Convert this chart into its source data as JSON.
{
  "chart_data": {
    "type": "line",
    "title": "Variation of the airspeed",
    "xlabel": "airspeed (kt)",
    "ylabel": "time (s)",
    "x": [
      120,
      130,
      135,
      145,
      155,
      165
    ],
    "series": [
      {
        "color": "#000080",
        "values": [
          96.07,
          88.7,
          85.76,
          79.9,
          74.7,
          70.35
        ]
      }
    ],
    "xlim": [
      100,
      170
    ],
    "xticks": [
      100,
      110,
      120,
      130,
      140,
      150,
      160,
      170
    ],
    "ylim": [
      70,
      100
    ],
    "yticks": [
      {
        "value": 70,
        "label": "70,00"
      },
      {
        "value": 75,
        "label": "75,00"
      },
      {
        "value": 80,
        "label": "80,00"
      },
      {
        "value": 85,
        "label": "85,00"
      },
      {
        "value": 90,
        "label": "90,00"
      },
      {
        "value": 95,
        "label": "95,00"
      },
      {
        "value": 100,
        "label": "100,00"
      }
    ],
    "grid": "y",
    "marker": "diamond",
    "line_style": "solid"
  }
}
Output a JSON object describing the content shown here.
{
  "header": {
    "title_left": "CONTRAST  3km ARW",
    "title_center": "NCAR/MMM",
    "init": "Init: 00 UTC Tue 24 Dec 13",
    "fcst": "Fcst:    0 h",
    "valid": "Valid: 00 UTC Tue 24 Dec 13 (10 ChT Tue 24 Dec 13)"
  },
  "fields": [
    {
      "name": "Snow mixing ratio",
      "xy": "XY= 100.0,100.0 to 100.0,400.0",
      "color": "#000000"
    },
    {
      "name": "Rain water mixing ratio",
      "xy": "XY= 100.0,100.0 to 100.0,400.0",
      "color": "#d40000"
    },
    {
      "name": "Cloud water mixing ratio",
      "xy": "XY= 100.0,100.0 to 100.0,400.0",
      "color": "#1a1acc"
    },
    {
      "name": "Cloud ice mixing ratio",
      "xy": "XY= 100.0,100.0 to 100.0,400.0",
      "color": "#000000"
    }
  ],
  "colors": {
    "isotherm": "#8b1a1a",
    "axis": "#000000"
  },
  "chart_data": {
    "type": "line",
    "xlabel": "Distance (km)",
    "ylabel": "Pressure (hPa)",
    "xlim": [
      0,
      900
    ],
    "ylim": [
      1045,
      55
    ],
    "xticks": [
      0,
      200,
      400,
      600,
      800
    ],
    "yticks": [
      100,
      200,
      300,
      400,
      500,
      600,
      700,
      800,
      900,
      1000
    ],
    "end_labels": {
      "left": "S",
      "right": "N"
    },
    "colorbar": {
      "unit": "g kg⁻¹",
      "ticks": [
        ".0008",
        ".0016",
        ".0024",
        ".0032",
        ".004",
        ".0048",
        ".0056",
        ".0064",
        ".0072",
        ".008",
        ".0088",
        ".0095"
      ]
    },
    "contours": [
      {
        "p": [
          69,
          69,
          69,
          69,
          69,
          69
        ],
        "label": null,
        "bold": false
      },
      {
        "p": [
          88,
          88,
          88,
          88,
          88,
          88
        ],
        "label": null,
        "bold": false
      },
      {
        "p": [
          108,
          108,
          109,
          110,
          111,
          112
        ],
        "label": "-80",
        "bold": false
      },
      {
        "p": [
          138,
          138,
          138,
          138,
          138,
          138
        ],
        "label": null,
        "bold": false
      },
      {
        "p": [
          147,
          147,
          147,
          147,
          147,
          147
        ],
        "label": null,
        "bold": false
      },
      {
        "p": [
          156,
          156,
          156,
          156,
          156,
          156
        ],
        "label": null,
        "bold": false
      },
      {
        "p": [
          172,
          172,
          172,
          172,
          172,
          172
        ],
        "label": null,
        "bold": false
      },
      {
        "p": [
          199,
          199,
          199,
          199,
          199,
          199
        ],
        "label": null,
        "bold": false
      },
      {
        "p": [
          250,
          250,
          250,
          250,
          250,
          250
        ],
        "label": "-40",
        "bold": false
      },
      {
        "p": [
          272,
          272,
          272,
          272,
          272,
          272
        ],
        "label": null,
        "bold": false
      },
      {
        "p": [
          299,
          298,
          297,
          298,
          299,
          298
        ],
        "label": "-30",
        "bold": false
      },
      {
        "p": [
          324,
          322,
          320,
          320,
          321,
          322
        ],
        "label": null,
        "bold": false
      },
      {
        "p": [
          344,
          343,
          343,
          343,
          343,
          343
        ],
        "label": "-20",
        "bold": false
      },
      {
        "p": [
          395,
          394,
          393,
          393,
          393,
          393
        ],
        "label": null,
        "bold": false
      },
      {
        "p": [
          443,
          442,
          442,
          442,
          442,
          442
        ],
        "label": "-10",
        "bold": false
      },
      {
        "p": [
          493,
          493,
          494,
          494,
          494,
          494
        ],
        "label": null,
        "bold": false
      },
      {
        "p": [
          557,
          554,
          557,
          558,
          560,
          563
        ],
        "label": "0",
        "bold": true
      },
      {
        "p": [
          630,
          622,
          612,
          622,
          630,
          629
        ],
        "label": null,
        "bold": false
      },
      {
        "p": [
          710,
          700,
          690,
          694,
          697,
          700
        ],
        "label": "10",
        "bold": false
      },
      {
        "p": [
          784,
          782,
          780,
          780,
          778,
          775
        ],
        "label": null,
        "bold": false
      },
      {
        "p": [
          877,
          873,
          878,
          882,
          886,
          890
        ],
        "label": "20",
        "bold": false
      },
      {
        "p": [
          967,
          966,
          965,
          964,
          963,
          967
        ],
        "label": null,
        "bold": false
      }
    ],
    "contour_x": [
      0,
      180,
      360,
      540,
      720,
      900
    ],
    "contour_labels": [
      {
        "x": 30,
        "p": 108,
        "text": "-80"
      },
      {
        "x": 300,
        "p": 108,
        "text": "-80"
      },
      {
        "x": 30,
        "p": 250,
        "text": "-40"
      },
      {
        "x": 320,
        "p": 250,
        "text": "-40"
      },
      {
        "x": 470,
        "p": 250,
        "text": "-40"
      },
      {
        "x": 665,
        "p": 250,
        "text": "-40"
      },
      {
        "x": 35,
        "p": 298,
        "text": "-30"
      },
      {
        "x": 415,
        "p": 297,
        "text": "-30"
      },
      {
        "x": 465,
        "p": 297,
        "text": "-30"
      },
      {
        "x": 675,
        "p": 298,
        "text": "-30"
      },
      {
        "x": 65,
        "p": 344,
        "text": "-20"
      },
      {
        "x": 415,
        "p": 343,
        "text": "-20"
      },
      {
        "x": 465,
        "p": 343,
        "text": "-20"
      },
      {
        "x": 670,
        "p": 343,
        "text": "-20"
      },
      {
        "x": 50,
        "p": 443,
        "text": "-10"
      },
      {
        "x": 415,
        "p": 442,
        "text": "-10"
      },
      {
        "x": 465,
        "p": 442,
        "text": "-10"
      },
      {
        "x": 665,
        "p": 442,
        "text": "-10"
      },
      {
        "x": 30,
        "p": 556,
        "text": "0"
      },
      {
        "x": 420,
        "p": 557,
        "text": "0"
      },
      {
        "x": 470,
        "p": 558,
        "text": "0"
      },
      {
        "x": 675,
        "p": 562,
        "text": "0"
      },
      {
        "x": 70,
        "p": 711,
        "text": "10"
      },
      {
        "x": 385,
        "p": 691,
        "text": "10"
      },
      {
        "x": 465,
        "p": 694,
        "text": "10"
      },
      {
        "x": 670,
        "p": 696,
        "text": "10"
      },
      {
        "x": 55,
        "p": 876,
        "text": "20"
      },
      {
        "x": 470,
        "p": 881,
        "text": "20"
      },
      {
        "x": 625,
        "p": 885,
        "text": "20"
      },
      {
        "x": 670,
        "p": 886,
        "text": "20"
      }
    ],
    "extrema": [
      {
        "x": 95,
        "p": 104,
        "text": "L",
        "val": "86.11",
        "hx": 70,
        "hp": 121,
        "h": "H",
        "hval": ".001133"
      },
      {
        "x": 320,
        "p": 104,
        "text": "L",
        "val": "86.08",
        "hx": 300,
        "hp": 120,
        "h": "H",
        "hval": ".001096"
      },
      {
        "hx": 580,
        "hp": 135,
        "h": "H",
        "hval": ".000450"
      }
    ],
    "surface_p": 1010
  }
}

| Goal |
Search the entries for the word "name" and pick out every line that holds it.

| Exercise result |
      "name": "Snow mixing ratio",
      "name": "Rain water mixing ratio",
      "name": "Cloud water mixing ratio",
      "name": "Cloud ice mixing ratio",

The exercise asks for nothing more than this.